Copy all records verbatim.

─── Dataset excerpts ───

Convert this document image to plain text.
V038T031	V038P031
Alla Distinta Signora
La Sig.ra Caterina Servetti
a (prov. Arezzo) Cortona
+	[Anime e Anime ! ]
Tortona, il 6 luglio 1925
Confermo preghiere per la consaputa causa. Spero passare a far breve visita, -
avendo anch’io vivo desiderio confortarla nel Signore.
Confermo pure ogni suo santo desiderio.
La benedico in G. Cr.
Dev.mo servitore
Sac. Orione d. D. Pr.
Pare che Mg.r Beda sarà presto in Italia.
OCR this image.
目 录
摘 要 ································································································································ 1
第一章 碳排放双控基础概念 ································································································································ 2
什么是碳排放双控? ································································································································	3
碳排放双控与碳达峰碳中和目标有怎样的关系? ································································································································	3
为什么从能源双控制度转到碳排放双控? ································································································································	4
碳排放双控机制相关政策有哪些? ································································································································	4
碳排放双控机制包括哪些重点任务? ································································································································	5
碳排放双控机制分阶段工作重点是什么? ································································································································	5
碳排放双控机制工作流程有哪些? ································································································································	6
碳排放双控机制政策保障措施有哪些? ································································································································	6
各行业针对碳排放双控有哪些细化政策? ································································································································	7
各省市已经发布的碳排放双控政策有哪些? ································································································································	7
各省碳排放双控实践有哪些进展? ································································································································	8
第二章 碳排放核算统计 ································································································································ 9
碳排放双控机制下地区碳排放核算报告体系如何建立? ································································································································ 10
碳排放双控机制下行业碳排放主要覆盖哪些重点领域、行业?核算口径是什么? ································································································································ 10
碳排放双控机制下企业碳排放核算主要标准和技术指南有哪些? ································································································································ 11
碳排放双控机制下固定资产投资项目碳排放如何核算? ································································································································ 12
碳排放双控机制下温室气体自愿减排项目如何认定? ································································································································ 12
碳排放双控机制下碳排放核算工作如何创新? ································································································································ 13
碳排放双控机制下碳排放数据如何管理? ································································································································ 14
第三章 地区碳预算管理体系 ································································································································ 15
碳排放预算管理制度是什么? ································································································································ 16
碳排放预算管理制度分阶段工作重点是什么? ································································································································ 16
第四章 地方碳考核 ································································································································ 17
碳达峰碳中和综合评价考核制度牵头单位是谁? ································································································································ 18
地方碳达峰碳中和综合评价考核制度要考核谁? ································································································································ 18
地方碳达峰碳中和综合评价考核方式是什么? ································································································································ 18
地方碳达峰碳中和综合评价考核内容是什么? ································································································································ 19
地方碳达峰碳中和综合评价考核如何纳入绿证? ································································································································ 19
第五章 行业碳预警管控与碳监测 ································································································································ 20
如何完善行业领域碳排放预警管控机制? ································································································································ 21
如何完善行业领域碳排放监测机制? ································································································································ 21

───

Finished answer:
Convert this document image to plain text.
V038T031	V038P031
Alla Distinta Signora
La Sig.ra Caterina Servetti
a (prov. Arezzo) Cortona
+	[Anime e Anime ! ]
Tortona, il 6 luglio 1925
Confermo preghiere per la consaputa causa. Spero passare a far breve visita, -
avendo anch’io vivo desiderio confortarla nel Signore.
Confermo pure ogni suo santo desiderio.
La benedico in G. Cr.
Dev.mo servitore
Sac. Orione d. D. Pr.
Pare che Mg.r Beda sarà presto in Italia.
OCR this image.
目 录
摘 要 ································································································································ 1
第一章 碳排放双控基础概念 ································································································································ 2
什么是碳排放双控? ································································································································	3
碳排放双控与碳达峰碳中和目标有怎样的关系? ································································································································	3
为什么从能源双控制度转到碳排放双控? ································································································································	4
碳排放双控机制相关政策有哪些? ································································································································	4
碳排放双控机制包括哪些重点任务? ································································································································	5
碳排放双控机制分阶段工作重点是什么? ································································································································	5
碳排放双控机制工作流程有哪些? ································································································································	6
碳排放双控机制政策保障措施有哪些? ································································································································	6
各行业针对碳排放双控有哪些细化政策? ································································································································	7
各省市已经发布的碳排放双控政策有哪些? ································································································································	7
各省碳排放双控实践有哪些进展? ································································································································	8
第二章 碳排放核算统计 ································································································································ 9
碳排放双控机制下地区碳排放核算报告体系如何建立? ································································································································ 10
碳排放双控机制下行业碳排放主要覆盖哪些重点领域、行业?核算口径是什么? ································································································································ 10
碳排放双控机制下企业碳排放核算主要标准和技术指南有哪些? ································································································································ 11
碳排放双控机制下固定资产投资项目碳排放如何核算? ································································································································ 12
碳排放双控机制下温室气体自愿减排项目如何认定? ································································································································ 12
碳排放双控机制下碳排放核算工作如何创新? ································································································································ 13
碳排放双控机制下碳排放数据如何管理? ································································································································ 14
第三章 地区碳预算管理体系 ································································································································ 15
碳排放预算管理制度是什么? ································································································································ 16
碳排放预算管理制度分阶段工作重点是什么? ································································································································ 16
第四章 地方碳考核 ································································································································ 17
碳达峰碳中和综合评价考核制度牵头单位是谁? ································································································································ 18
地方碳达峰碳中和综合评价考核制度要考核谁? ································································································································ 18
地方碳达峰碳中和综合评价考核方式是什么? ································································································································ 18
地方碳达峰碳中和综合评价考核内容是什么? ································································································································ 19
地方碳达峰碳中和综合评价考核如何纳入绿证? ································································································································ 19
第五章 行业碳预警管控与碳监测 ································································································································ 20
如何完善行业领域碳排放预警管控机制? ································································································································ 21
如何完善行业领域碳排放监测机制? ································································································································ 21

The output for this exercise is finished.